Dataset records:
— begin —

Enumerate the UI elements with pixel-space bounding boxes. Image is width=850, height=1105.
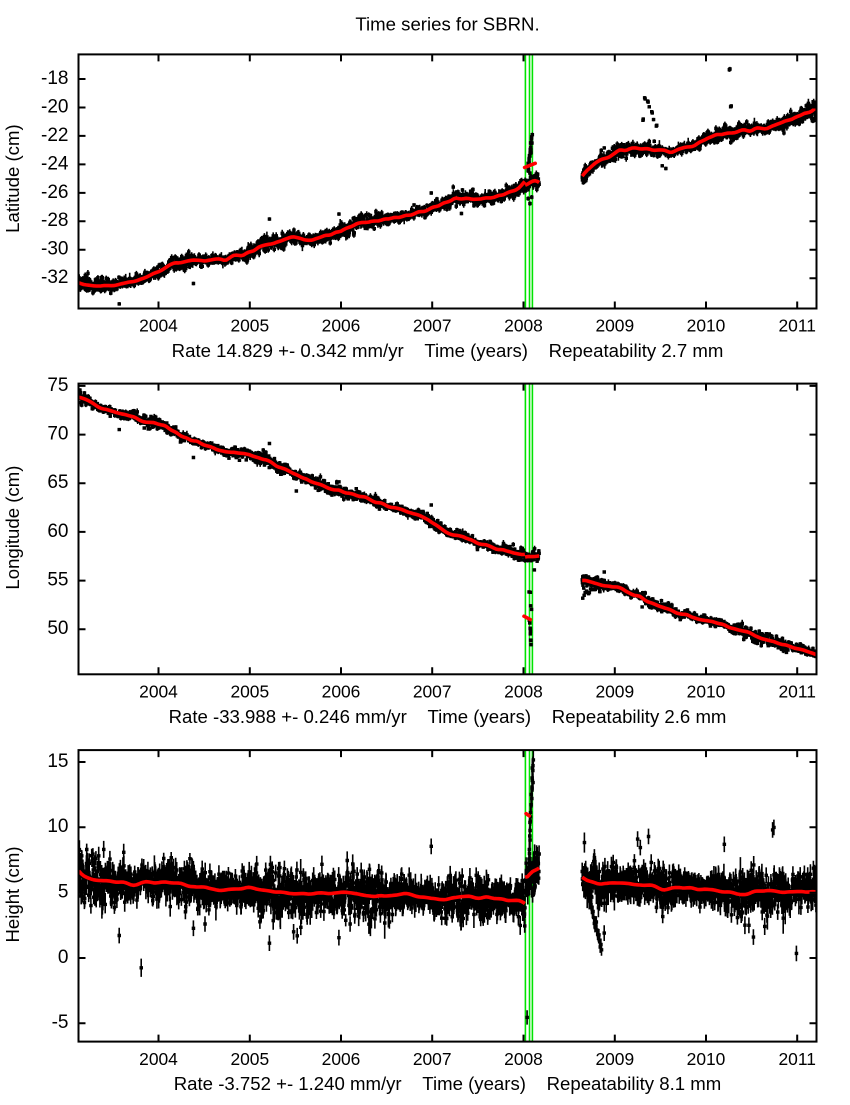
svg-text:2005: 2005	[230, 682, 269, 702]
svg-text:2004: 2004	[139, 316, 178, 336]
svg-text:Rate 14.829 +- 0.342 mm/yr: Rate 14.829 +- 0.342 mm/yr Time (years) …	[172, 340, 724, 361]
svg-text:Time series for SBRN.: Time series for SBRN.	[355, 14, 539, 35]
svg-text:2005: 2005	[230, 1049, 269, 1069]
svg-text:2006: 2006	[322, 316, 361, 336]
svg-text:5: 5	[58, 882, 69, 903]
svg-text:2009: 2009	[595, 316, 634, 336]
svg-text:2007: 2007	[413, 316, 452, 336]
svg-text:2006: 2006	[322, 682, 361, 702]
svg-text:2011: 2011	[778, 316, 815, 336]
svg-text:-26: -26	[41, 182, 68, 203]
svg-text:2004: 2004	[139, 682, 178, 702]
svg-text:2007: 2007	[413, 1049, 452, 1069]
svg-text:2005: 2005	[230, 316, 269, 336]
svg-text:75: 75	[47, 375, 68, 396]
svg-text:0: 0	[58, 947, 69, 968]
svg-text:15: 15	[47, 751, 68, 772]
svg-text:60: 60	[47, 521, 68, 542]
svg-text:Rate -3.752 +- 1.240 mm/yr: Rate -3.752 +- 1.240 mm/yr Time (years) …	[174, 1073, 722, 1094]
svg-text:10: 10	[47, 816, 68, 837]
svg-text:65: 65	[47, 472, 68, 493]
svg-text:50: 50	[47, 618, 68, 639]
svg-text:70: 70	[47, 424, 68, 445]
svg-text:2006: 2006	[322, 1049, 361, 1069]
svg-text:-22: -22	[41, 125, 68, 146]
svg-text:Longitude (cm): Longitude (cm)	[2, 466, 23, 590]
svg-text:-30: -30	[41, 239, 68, 260]
svg-text:2011: 2011	[778, 1049, 815, 1069]
svg-text:-5: -5	[52, 1012, 69, 1033]
svg-text:2011: 2011	[778, 682, 815, 702]
svg-text:2010: 2010	[687, 1049, 726, 1069]
svg-text:2008: 2008	[504, 316, 543, 336]
svg-text:-28: -28	[41, 210, 68, 231]
svg-text:Height (cm): Height (cm)	[2, 846, 23, 942]
svg-text:2010: 2010	[687, 316, 726, 336]
svg-text:2009: 2009	[595, 1049, 634, 1069]
svg-text:Rate -33.988 +- 0.246 mm/yr: Rate -33.988 +- 0.246 mm/yr Time (years)…	[169, 706, 727, 727]
svg-text:2004: 2004	[139, 1049, 178, 1069]
svg-text:Latitude (cm): Latitude (cm)	[2, 124, 23, 233]
svg-text:2008: 2008	[504, 682, 543, 702]
svg-text:2009: 2009	[595, 682, 634, 702]
svg-text:-32: -32	[41, 267, 68, 288]
svg-text:55: 55	[47, 570, 68, 591]
svg-text:2007: 2007	[413, 682, 452, 702]
svg-text:2008: 2008	[504, 1049, 543, 1069]
svg-text:2010: 2010	[687, 682, 726, 702]
svg-text:-24: -24	[41, 153, 69, 174]
svg-text:-20: -20	[41, 96, 68, 117]
svg-text:-18: -18	[41, 68, 68, 89]
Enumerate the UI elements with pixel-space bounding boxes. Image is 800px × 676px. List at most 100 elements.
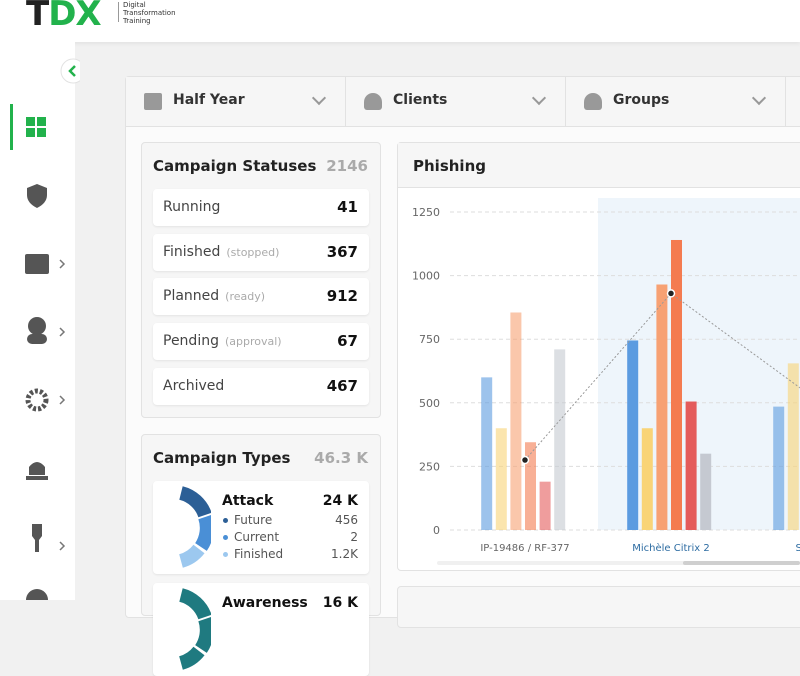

— end —

Repeat word for word the stretch of the listing from the line containing "682, 269, 702]" through the line containing "svg-text:Time series for".

**Task result**
svg-text:2005: 2005	[230, 682, 269, 702]
svg-text:2004: 2004	[139, 316, 178, 336]
svg-text:Rate 14.829 +- 0.342 mm/yr: Rate 14.829 +- 0.342 mm/yr Time (years) …	[172, 340, 724, 361]
svg-text:Time series for SBRN.: Time series for SBRN.	[355, 14, 539, 35]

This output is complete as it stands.